Texte cité:
-- -- --

Depuis que le rapport « La question de l'impunité en Espagne et les crimes franquistes » a été publié le 14 avril 2004, il y a eu, à notre avis, une avancée dans la rationalisation juridique des questions qui déterminent ce que nous avons appelé « le modèle espagnol d'impunité ».

Cela n'a pas, pour autant, réussi à sensibiliser les partis politiques avec représentation parlementaire, lesquels sont restés honteusement silencieux devant l'envergure des problèmes actuels qui ne peuvent être résolus que par le biais d'une législation concordante avec le droit international des droits de l'Homme, le droit interne européen et la propre constitution espagnole. Nous disons "honteusement silencieux" car la seule façon d'agir pour les groupes parlementaires est de prendre des initiatives législatives concrètes, et non des déclarations formelles, vides de contenu, auxquelles ils nous ont habitués.

Aucune des instances parlementaires avec lesquelles on a maintenu un contact direct - qui sont basiquement la Commission Constitutionnelle et de Justice - n'a promu des propositions législatives formelles qui apporteraient une solution aux problèmes en cours, et qui furent exposés dans le « Plan d'action » inclus dans le rapport mentionné. Ce plan d'action doit être entendu comme un inventaire d'extraits des graves questions juridiques en cours, auxquelles s'ajoutent les problèmes qui, pour leur complexité, doivent être traitées comme des normes réglementaires spécifiques.

-- -- --

Consignes:
a. D'après le texte sur l'impunité en Espagne, quel jour le rapport « La question de l'impunité en Espagne et les crimes franquistes » a-t-il été publié ?
b. Reprenez la rédaction du texte sur l'impunité en Espagne à la suite de sa dernière phrase.

(Données recueillies)
-- -- --

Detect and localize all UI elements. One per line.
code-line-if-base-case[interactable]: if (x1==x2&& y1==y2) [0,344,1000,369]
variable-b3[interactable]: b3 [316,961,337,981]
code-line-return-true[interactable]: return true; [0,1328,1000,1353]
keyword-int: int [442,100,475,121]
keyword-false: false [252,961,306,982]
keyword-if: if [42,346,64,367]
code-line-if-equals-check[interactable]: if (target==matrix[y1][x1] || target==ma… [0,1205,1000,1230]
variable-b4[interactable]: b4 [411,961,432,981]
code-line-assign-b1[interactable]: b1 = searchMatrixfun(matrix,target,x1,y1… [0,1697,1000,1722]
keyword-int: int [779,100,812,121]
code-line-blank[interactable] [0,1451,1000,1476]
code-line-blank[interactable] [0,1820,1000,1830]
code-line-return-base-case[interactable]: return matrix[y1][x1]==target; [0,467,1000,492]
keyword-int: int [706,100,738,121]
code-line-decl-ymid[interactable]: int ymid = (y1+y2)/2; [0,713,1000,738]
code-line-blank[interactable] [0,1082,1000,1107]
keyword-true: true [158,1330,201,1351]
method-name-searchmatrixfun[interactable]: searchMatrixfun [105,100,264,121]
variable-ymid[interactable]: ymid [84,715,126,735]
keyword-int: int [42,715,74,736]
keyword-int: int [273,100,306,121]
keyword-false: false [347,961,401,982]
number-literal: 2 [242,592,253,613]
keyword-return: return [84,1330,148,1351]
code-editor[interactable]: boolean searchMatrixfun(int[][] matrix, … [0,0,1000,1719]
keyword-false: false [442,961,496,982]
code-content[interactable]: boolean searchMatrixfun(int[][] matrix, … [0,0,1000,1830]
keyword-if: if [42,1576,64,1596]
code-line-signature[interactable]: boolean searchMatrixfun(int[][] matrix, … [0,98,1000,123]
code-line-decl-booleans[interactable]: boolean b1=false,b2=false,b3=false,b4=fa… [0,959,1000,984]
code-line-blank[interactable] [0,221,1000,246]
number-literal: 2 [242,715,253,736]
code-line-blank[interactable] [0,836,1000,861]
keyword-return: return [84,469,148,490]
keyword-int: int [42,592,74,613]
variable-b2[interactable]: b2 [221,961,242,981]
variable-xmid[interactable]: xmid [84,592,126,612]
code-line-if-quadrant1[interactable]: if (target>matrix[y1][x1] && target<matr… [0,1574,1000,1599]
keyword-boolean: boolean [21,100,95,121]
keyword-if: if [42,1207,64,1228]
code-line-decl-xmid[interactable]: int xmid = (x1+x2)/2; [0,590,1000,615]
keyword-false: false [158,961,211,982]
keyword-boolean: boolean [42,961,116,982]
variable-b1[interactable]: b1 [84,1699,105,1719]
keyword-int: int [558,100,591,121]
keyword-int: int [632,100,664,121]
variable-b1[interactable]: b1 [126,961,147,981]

-- -- --

Réponses:
a. Le 14 avril 2004.

b.
Bien que le Procureur Général de l'Etat ait donné une réponse réglementaire au rapport de Nizkor dans une note du 14 février 2005, laquelle se termine en disant que « … le procureur général de l'Etat considérera avec le plus grand intérêt les observations contenues dans le rapport de Equipo Nizkor dans le cadre de l'exercice de ses fonctions légales en lien avec ce sujet. », jusqu'à ce jour, nous n'avons pas eu connaissance des initiatives prises par la dite institution en ce qui concerne les questions qui pourraient être résolues dans le cadre de sa compétence. Ce manque d'initiative dans le cadre de sa compétence est extrêmement grave, dans la mesure où cela implique, pour le moins, une forme de négation de justice.

En ce qui concerne la « Commission interministérielle sur l'examen de la situation des victimes de la guerre civile et du régime franquiste », nous nous en remettons à la déclaration publique, réalisée le 11 septembre 2004, et à la lettre envoyée à son Excellence Mme la Présidente de la Commission interministérielle sur l'examen de la situation des victimes de la guerre civile et du régime franquiste, Doña María Teresa Fernández de la Vega Sanz, le 3 Novembre 2004. Nous constatons qu'aucune avancée digne de considération ne s'est produite, pas même au niveau du dialogue avec les associations de droits de l'Homme et de victimes impliquées dans cette question, lesquelles ont seulement été écoutées informellement et sans aucune constance juridique formelle de ce qui a été exposé par les associations dans lesdites réunions.

Cependant, nous devons rendre compte de ce que la campagne, iniciée afin d'apporter une solution à la question de l'impunité des crimes franquistes, a eu une large répercussion internationale à travers la diffusion des communiqués des associations. Cette campagne n'est pas passée inaperçue auprès du Ministère des Affaires Etrangères, qui a adopté quelques mesures que nous considérons comme défensives, face au problème, au lieu d'assumer les responsabilités historiques pendantes.

Dans ce sens, le Projet de recommandation présenté à la Commission des Questions Politiques de l'Assemblée Parlementaire du Conseil de l'Europe par M. Brincat, du Groupe Socialiste Européen, nous paraît positif. Celui-ci analyse la nécessité d'une condamnation internationale du franquisme, qui ratifie la profonde illégalité de ce régime, et ses responsabilités; en ce qui concerne les autres propositions, nous nous en tenons à la présente déclaration.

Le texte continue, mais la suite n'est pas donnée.